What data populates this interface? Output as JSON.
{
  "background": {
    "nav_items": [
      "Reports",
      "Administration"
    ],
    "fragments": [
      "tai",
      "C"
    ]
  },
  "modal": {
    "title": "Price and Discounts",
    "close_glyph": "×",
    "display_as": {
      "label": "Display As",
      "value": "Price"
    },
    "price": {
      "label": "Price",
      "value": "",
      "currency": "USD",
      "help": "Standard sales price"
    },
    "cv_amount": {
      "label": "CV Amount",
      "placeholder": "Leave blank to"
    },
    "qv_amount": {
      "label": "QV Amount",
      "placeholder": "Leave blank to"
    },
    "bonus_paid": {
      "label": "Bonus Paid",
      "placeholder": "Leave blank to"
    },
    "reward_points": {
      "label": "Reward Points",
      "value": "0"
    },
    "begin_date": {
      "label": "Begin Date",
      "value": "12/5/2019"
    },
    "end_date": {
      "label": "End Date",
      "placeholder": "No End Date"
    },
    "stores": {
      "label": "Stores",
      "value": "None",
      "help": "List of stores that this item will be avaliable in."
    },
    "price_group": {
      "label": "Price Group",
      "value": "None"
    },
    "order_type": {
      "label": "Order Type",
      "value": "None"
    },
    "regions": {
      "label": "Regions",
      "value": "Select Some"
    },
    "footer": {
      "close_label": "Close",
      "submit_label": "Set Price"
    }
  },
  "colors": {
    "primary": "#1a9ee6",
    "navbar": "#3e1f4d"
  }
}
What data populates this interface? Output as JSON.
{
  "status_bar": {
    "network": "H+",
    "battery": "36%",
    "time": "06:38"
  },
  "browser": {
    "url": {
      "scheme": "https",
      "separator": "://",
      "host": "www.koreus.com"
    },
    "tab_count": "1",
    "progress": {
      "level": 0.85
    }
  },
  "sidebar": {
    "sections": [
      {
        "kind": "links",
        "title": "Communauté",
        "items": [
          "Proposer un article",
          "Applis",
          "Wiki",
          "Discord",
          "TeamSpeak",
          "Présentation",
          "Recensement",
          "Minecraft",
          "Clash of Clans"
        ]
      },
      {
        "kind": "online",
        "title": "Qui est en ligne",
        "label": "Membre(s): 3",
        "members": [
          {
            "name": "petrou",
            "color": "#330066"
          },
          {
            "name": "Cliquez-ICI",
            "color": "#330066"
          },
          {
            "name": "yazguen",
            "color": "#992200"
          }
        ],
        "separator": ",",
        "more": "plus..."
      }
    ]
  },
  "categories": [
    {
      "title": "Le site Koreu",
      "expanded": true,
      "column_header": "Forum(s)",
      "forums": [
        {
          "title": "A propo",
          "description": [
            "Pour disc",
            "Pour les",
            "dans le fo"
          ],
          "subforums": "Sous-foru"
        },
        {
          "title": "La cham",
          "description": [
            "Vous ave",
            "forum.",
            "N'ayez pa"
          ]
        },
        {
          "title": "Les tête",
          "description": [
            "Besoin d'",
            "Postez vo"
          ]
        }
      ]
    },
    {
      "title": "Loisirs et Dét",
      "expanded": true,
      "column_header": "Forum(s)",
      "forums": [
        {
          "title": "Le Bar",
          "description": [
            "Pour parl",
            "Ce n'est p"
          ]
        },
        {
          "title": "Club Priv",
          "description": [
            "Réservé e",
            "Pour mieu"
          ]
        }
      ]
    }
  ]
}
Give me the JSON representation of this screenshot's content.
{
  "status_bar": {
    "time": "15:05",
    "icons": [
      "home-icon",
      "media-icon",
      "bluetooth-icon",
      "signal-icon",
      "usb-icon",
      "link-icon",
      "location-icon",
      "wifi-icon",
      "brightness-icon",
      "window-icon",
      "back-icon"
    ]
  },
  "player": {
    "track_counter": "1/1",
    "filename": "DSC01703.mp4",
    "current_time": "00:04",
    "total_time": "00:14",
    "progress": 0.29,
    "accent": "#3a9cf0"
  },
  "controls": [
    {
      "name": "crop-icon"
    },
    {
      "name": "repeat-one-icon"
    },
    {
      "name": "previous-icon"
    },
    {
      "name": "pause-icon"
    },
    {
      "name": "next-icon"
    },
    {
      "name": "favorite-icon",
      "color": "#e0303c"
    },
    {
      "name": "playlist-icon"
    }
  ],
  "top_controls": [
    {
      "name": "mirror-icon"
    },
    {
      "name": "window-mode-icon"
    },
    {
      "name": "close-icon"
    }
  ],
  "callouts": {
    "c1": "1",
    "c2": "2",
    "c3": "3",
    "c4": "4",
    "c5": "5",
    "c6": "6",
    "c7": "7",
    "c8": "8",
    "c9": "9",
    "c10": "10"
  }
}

# Written request:
Repeat only the stretch of lines starting at the one containing "Give me the" and running to the final line of the entries above.

# Written solution:
Give me the JSON representation of this screenshot's content.
{
  "status_bar": {
    "time": "15:05",
    "icons": [
      "home-icon",
      "media-icon",
      "bluetooth-icon",
      "signal-icon",
      "usb-icon",
      "link-icon",
      "location-icon",
      "wifi-icon",
      "brightness-icon",
      "window-icon",
      "back-icon"
    ]
  },
  "player": {
    "track_counter": "1/1",
    "filename": "DSC01703.mp4",
    "current_time": "00:04",
    "total_time": "00:14",
    "progress": 0.29,
    "accent": "#3a9cf0"
  },
  "controls": [
    {
      "name": "crop-icon"
    },
    {
      "name": "repeat-one-icon"
    },
    {
      "name": "previous-icon"
    },
    {
      "name": "pause-icon"
    },
    {
      "name": "next-icon"
    },
    {
      "name": "favorite-icon",
      "color": "#e0303c"
    },
    {
      "name": "playlist-icon"
    }
  ],
  "top_controls": [
    {
      "name": "mirror-icon"
    },
    {
      "name": "window-mode-icon"
    },
    {
      "name": "close-icon"
    }
  ],
  "callouts": {
    "c1": "1",
    "c2": "2",
    "c3": "3",
    "c4": "4",
    "c5": "5",
    "c6": "6",
    "c7": "7",
    "c8": "8",
    "c9": "9",
    "c10": "10"
  }
}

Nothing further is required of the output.